→ Dataset content
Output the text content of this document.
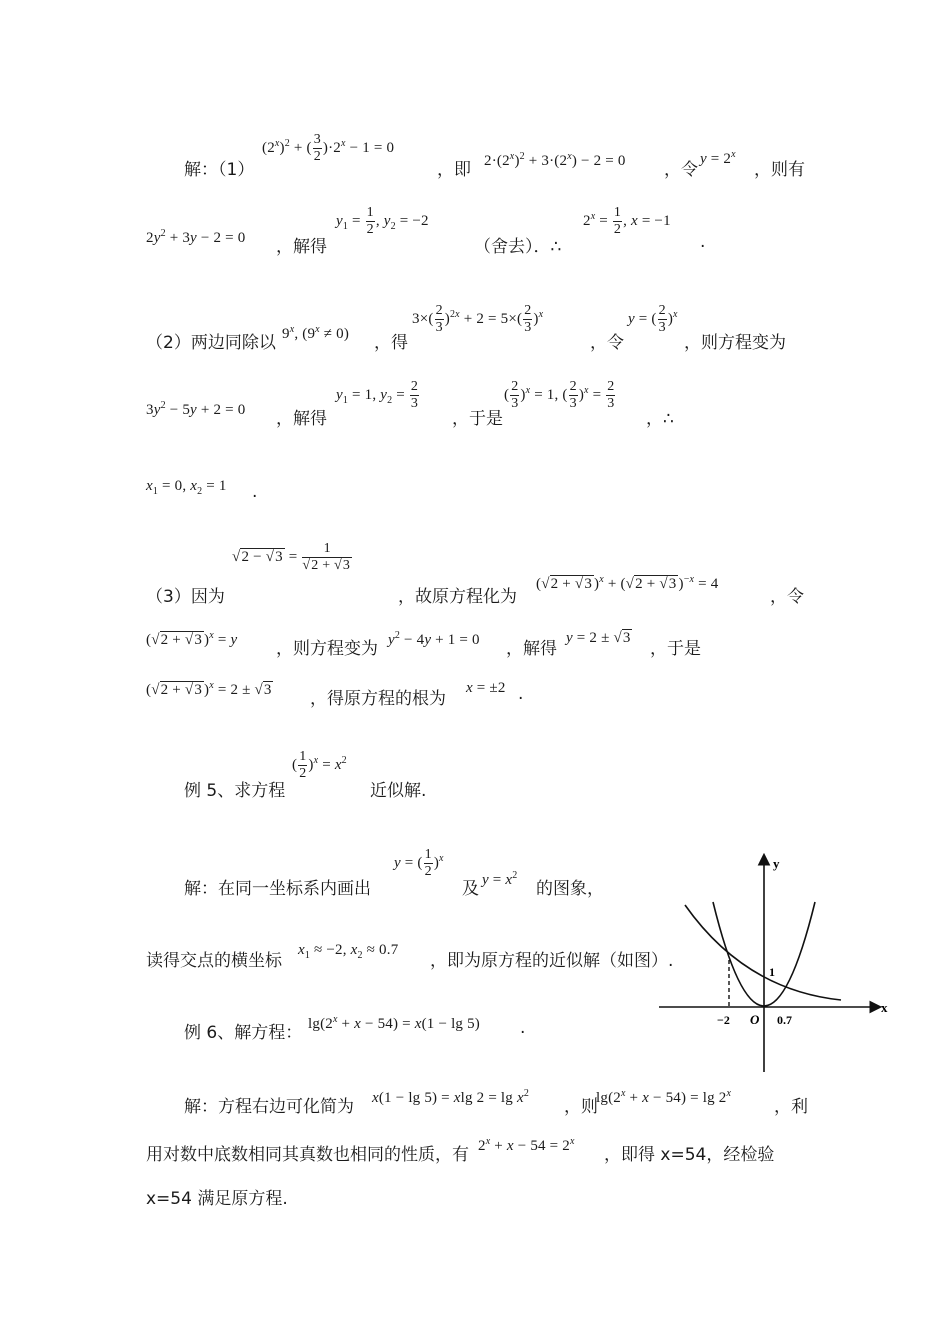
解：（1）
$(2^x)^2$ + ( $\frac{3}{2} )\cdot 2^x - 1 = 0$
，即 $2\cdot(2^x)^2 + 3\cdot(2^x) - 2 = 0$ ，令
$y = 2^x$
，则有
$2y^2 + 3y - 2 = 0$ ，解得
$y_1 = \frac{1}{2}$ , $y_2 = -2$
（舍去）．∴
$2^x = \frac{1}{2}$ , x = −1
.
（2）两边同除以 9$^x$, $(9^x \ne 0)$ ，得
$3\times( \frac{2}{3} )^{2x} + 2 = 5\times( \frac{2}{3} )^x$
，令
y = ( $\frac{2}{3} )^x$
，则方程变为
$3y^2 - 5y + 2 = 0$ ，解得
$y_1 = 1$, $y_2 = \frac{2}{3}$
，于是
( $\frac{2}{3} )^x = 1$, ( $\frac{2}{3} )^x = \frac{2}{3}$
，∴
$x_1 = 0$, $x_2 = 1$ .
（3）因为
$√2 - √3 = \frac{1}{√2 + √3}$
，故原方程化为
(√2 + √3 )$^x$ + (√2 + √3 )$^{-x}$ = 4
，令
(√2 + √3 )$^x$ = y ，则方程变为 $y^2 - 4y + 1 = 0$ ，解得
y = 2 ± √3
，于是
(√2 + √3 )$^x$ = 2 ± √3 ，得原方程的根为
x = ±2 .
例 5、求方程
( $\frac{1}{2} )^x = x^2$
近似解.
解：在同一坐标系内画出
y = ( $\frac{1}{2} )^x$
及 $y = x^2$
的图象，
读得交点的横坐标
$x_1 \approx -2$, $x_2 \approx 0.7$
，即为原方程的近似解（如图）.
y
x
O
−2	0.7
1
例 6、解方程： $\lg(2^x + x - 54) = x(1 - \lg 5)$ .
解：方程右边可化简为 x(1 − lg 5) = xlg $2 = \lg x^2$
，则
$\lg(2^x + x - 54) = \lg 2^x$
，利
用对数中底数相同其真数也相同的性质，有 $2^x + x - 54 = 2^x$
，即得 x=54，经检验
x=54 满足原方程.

→ Task directions
In your copy of the records, include no pictures; repeat everything else exactly.

→ Task response
Output the text content of this document.
解：（1）
$(2^x)^2$ + ( $\frac{3}{2} )\cdot 2^x - 1 = 0$
，即 $2\cdot(2^x)^2 + 3\cdot(2^x) - 2 = 0$ ，令
$y = 2^x$
，则有
$2y^2 + 3y - 2 = 0$ ，解得
$y_1 = \frac{1}{2}$ , $y_2 = -2$
（舍去）．∴
$2^x = \frac{1}{2}$ , x = −1
.
（2）两边同除以 9$^x$, $(9^x \ne 0)$ ，得
$3\times( \frac{2}{3} )^{2x} + 2 = 5\times( \frac{2}{3} )^x$
，令
y = ( $\frac{2}{3} )^x$
，则方程变为
$3y^2 - 5y + 2 = 0$ ，解得
$y_1 = 1$, $y_2 = \frac{2}{3}$
，于是
( $\frac{2}{3} )^x = 1$, ( $\frac{2}{3} )^x = \frac{2}{3}$
，∴
$x_1 = 0$, $x_2 = 1$ .
（3）因为
$√2 - √3 = \frac{1}{√2 + √3}$
，故原方程化为
(√2 + √3 )$^x$ + (√2 + √3 )$^{-x}$ = 4
，令
(√2 + √3 )$^x$ = y ，则方程变为 $y^2 - 4y + 1 = 0$ ，解得
y = 2 ± √3
，于是
(√2 + √3 )$^x$ = 2 ± √3 ，得原方程的根为
x = ±2 .
例 5、求方程
( $\frac{1}{2} )^x = x^2$
近似解.
解：在同一坐标系内画出
y = ( $\frac{1}{2} )^x$
及 $y = x^2$
的图象，
读得交点的横坐标
$x_1 \approx -2$, $x_2 \approx 0.7$
，即为原方程的近似解（如图）.
y
x
O
−2	0.7
1
例 6、解方程： $\lg(2^x + x - 54) = x(1 - \lg 5)$ .
解：方程右边可化简为 x(1 − lg 5) = xlg $2 = \lg x^2$
，则
$\lg(2^x + x - 54) = \lg 2^x$
，利
用对数中底数相同其真数也相同的性质，有 $2^x + x - 54 = 2^x$
，即得 x=54，经检验
x=54 满足原方程.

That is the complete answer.